## [DATA LINES]
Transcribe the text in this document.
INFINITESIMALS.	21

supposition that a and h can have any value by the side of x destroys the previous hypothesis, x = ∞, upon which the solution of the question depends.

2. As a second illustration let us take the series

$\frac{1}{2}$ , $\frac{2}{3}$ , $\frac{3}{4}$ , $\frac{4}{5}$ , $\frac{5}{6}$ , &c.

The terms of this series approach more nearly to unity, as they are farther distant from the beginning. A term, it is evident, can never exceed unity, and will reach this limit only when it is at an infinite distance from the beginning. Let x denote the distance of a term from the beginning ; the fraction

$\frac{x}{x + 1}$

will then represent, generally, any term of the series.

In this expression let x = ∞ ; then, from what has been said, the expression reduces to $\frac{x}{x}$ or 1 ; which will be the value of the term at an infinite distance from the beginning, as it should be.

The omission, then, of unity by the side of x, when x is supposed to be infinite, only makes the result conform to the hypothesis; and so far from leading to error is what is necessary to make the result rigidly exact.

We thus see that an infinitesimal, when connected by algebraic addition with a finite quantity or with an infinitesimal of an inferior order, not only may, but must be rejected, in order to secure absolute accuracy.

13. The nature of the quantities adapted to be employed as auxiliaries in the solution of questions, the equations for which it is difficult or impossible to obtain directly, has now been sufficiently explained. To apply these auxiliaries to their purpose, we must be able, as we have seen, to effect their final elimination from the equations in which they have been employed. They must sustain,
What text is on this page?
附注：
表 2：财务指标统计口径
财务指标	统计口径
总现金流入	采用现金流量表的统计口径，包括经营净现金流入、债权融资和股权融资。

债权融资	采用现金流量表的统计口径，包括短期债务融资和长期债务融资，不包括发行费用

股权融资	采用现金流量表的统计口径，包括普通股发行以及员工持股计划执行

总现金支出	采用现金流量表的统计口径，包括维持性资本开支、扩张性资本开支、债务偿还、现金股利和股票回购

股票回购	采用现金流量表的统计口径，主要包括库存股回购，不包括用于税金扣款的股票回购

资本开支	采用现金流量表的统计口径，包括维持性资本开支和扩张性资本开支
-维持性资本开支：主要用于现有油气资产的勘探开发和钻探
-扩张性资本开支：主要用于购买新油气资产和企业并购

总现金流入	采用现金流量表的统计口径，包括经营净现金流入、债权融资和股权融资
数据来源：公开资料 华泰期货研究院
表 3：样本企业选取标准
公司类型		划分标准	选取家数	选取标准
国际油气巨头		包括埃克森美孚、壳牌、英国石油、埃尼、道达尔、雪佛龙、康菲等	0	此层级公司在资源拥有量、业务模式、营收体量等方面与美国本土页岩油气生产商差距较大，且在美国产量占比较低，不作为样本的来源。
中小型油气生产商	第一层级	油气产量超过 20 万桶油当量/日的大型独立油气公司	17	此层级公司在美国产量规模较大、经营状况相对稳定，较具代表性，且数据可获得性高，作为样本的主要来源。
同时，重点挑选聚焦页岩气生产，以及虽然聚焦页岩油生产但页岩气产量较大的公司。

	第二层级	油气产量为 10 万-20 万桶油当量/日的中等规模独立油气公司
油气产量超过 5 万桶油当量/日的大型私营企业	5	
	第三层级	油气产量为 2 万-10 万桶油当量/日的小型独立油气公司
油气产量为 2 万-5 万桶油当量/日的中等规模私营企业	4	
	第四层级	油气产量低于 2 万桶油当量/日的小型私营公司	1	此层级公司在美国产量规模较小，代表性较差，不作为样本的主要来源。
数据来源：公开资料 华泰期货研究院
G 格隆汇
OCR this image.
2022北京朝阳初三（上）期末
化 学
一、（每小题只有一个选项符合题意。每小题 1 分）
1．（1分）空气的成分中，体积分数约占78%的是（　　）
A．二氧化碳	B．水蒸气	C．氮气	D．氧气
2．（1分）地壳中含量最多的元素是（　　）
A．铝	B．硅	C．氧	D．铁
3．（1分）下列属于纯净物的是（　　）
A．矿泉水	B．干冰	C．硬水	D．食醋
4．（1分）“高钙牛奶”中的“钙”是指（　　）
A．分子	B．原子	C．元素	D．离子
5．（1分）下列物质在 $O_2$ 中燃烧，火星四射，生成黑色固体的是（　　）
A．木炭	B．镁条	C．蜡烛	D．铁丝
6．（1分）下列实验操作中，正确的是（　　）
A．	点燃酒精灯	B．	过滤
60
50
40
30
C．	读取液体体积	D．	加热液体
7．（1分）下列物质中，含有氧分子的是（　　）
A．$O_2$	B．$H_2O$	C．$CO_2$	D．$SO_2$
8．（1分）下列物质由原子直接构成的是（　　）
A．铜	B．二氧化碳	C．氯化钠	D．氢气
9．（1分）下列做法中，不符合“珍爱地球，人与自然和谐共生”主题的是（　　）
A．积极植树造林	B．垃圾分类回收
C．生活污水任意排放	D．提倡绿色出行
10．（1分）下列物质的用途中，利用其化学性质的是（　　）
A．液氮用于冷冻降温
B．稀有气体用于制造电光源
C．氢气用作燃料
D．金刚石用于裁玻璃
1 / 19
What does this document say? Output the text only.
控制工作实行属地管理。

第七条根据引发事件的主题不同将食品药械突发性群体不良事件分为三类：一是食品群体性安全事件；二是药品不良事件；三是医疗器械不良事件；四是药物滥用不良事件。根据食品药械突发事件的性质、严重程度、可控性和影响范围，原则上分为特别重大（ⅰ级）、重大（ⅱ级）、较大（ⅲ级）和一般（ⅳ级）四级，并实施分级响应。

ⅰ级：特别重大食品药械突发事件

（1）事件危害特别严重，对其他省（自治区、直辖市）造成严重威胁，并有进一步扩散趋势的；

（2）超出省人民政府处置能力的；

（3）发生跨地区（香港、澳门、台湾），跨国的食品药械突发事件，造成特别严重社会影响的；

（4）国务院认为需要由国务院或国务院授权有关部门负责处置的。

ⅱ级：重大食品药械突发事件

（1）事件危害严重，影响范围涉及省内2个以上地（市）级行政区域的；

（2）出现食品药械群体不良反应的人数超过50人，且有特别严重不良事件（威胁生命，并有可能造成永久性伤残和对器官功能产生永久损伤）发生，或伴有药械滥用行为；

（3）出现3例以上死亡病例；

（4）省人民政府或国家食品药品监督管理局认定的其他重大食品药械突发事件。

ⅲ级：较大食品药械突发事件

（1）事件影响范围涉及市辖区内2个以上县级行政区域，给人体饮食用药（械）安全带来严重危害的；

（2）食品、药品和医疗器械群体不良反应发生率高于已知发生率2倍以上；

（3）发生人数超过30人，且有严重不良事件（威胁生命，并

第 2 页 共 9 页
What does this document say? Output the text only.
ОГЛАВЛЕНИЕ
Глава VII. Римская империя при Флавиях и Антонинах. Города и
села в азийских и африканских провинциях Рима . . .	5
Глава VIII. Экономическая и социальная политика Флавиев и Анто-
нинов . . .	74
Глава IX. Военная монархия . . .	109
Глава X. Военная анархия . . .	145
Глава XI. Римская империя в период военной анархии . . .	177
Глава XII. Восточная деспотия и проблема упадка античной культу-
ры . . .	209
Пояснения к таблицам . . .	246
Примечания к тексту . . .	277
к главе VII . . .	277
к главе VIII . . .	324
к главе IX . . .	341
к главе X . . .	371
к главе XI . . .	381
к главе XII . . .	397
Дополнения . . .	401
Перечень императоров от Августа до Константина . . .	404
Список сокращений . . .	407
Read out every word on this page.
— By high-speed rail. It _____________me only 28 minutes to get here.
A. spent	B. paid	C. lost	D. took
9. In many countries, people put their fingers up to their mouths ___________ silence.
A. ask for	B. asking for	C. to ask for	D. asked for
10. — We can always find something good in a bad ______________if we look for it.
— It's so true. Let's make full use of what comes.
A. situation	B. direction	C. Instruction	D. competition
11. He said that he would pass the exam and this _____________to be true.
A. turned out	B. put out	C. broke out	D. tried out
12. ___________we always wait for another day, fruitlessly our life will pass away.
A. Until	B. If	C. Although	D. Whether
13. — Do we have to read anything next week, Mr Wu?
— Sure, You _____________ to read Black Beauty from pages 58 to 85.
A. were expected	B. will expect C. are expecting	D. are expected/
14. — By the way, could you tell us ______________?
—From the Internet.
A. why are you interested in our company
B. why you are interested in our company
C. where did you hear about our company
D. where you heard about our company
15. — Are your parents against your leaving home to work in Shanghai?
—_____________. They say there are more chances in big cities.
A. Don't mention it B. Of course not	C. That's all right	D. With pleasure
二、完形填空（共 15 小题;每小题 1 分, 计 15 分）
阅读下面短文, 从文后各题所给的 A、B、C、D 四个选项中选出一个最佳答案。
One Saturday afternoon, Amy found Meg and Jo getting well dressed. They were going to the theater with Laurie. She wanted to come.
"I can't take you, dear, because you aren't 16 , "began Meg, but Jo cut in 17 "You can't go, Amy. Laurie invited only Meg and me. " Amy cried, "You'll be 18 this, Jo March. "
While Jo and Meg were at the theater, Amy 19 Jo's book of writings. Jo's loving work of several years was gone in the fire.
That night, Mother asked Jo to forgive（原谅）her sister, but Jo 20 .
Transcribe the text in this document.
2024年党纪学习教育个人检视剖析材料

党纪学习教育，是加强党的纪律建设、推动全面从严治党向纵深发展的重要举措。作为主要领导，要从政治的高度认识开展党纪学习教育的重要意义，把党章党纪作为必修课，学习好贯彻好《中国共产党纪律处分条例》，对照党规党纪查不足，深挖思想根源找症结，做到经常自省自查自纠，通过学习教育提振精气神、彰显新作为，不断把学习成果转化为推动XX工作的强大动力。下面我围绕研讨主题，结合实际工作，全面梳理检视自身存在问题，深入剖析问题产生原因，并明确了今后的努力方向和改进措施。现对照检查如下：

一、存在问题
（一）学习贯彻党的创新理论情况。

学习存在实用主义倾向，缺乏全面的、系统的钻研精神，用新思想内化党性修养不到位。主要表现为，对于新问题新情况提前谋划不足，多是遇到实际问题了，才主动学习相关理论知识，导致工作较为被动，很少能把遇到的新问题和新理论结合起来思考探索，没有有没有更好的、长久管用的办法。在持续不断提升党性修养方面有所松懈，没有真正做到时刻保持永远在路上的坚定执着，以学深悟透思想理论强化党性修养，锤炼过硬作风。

## [SHORT TASK]
Identify every line above with the string "Laurie" in it. Copy those lines.

## [COMPLETE OUTPUT]
One Saturday afternoon, Amy found Meg and Jo getting well dressed. They were going to the theater with Laurie. She wanted to come.
"I can't take you, dear, because you aren't 16 , "began Meg, but Jo cut in 17 "You can't go, Amy. Laurie invited only Meg and me. " Amy cried, "You'll be 18 this, Jo March. "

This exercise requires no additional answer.